**Goal**
Using the material that follows, identify and copy each line with the string "these".

**Extracted entries**
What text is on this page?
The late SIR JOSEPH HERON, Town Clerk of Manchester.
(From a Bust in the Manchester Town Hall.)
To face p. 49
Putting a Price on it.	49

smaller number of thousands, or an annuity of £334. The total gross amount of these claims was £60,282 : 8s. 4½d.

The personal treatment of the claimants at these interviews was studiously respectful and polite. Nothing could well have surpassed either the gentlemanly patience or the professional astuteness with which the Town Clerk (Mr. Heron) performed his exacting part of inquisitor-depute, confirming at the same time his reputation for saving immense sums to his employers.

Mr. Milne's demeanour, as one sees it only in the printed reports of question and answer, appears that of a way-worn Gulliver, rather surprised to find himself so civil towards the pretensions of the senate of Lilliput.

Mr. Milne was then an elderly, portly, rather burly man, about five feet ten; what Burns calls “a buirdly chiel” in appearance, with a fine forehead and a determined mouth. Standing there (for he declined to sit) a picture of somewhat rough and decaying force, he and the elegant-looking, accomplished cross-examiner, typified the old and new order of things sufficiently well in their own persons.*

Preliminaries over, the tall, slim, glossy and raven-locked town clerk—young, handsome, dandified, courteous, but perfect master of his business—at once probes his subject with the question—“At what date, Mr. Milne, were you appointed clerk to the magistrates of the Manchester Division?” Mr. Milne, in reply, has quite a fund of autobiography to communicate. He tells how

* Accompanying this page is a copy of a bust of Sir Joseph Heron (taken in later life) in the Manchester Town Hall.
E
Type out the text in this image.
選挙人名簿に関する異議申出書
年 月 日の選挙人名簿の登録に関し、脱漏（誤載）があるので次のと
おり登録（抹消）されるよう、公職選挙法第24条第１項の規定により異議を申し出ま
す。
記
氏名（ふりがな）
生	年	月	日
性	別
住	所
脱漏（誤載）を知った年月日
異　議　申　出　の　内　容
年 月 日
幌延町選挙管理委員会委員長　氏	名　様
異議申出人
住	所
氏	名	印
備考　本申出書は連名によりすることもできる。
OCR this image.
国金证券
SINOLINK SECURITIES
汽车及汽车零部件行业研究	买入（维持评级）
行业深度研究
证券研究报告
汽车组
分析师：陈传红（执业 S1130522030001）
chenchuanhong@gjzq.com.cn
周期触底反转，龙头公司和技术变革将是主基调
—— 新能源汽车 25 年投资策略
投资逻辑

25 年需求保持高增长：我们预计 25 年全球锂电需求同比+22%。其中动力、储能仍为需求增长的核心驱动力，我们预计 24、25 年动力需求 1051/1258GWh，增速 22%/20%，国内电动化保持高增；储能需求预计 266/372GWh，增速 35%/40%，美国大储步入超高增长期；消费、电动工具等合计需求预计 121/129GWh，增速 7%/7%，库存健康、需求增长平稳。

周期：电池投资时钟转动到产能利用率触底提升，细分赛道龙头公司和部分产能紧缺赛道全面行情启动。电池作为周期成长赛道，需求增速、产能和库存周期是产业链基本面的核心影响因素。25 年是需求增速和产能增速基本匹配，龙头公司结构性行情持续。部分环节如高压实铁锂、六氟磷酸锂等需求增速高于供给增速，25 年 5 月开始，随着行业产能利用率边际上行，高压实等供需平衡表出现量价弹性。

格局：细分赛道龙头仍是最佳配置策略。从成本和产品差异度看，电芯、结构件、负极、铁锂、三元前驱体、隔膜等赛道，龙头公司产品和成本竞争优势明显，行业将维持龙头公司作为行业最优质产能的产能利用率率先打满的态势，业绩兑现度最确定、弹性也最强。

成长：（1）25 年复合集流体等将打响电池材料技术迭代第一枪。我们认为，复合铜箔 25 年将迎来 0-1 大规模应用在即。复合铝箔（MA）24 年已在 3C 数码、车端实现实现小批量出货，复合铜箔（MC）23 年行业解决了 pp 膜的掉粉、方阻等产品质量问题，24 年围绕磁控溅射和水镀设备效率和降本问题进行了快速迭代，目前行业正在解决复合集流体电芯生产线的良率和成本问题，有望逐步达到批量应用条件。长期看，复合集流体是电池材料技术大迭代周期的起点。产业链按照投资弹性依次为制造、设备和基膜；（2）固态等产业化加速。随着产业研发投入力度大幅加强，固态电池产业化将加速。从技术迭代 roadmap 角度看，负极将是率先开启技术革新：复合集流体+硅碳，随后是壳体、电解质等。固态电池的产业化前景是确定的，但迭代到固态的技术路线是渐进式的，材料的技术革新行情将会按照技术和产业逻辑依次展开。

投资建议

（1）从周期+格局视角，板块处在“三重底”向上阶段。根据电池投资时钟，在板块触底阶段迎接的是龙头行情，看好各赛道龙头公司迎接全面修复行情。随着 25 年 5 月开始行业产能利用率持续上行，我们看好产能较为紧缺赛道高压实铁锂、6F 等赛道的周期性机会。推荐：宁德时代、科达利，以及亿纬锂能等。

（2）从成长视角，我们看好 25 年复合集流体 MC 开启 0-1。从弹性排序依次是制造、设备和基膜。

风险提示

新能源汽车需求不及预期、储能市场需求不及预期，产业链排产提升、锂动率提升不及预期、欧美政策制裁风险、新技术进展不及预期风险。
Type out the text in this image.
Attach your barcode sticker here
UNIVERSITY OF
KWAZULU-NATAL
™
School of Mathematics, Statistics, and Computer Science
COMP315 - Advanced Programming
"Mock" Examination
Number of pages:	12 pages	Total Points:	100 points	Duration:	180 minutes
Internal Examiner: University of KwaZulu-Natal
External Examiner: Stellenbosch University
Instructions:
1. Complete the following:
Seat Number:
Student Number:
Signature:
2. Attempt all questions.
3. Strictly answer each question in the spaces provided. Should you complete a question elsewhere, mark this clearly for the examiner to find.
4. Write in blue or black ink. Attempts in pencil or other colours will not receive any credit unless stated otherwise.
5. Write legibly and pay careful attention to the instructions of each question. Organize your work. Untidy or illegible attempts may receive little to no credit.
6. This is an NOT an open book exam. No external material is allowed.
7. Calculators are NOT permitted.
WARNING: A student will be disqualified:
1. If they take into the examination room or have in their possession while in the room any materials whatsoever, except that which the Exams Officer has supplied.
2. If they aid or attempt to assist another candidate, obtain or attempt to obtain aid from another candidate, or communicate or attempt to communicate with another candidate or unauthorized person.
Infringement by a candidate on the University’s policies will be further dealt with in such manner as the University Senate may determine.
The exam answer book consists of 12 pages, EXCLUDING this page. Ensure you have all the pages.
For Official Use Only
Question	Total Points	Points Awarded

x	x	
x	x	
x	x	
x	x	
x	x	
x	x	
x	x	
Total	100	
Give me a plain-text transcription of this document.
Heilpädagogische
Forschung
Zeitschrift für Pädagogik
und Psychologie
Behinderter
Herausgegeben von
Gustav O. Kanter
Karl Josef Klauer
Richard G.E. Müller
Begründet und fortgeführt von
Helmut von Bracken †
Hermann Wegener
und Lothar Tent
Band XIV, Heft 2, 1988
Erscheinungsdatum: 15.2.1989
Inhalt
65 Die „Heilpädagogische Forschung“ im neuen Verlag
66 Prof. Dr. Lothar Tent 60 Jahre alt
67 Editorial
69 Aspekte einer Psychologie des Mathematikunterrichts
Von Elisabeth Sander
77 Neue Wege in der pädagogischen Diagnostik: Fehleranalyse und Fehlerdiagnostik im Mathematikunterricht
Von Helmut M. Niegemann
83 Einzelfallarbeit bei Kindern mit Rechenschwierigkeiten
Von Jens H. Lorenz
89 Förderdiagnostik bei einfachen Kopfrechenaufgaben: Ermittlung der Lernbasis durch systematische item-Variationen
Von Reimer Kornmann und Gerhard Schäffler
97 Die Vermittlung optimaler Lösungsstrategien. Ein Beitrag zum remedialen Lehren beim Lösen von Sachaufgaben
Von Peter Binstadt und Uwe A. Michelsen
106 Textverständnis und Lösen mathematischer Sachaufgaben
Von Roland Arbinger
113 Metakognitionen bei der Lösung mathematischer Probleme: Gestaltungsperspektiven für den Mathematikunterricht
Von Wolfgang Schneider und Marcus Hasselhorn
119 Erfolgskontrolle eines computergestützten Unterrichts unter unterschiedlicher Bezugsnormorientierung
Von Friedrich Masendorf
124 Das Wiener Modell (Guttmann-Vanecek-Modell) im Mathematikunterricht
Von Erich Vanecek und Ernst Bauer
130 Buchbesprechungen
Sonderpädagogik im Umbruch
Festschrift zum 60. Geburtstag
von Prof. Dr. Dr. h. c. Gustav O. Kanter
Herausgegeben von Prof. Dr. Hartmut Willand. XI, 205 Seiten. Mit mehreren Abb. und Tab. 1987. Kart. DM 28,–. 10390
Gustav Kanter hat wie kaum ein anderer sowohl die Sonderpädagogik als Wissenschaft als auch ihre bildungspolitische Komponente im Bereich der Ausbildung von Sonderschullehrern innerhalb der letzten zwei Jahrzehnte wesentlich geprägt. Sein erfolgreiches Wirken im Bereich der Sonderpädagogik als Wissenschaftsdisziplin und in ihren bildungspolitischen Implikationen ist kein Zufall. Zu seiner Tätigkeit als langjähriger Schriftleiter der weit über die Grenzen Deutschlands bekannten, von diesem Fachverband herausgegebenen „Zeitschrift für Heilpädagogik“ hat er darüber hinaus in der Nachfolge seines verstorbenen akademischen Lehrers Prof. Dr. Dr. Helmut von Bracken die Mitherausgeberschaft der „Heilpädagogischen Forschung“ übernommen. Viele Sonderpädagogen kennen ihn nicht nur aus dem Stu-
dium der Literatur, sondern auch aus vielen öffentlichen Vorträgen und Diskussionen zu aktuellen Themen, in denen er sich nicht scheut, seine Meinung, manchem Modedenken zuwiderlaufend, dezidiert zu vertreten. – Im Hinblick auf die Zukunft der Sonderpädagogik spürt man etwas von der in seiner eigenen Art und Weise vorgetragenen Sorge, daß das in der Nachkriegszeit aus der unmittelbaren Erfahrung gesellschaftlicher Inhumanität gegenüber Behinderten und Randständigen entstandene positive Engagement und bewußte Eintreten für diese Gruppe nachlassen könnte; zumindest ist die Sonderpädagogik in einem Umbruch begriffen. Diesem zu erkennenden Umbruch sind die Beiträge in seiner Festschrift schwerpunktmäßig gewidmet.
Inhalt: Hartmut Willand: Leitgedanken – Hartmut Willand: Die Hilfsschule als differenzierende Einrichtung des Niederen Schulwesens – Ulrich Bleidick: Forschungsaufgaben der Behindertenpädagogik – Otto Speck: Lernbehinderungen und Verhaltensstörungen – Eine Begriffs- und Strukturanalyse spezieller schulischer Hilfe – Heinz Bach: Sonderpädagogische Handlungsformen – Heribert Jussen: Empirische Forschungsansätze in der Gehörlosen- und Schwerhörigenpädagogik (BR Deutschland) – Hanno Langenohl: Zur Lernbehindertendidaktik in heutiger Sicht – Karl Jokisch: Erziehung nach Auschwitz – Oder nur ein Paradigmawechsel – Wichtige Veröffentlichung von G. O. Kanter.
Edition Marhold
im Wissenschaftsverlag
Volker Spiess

**Exercise response**
smaller number of thousands, or an annuity of £334. The total gross amount of these claims was £60,282 : 8s. 4½d.
The personal treatment of the claimants at these interviews was studiously respectful and polite. Nothing could well have surpassed either the gentlemanly patience or the professional astuteness with which the Town Clerk (Mr. Heron) performed his exacting part of inquisitor-depute, confirming at the same time his reputation for saving immense sums to his employers.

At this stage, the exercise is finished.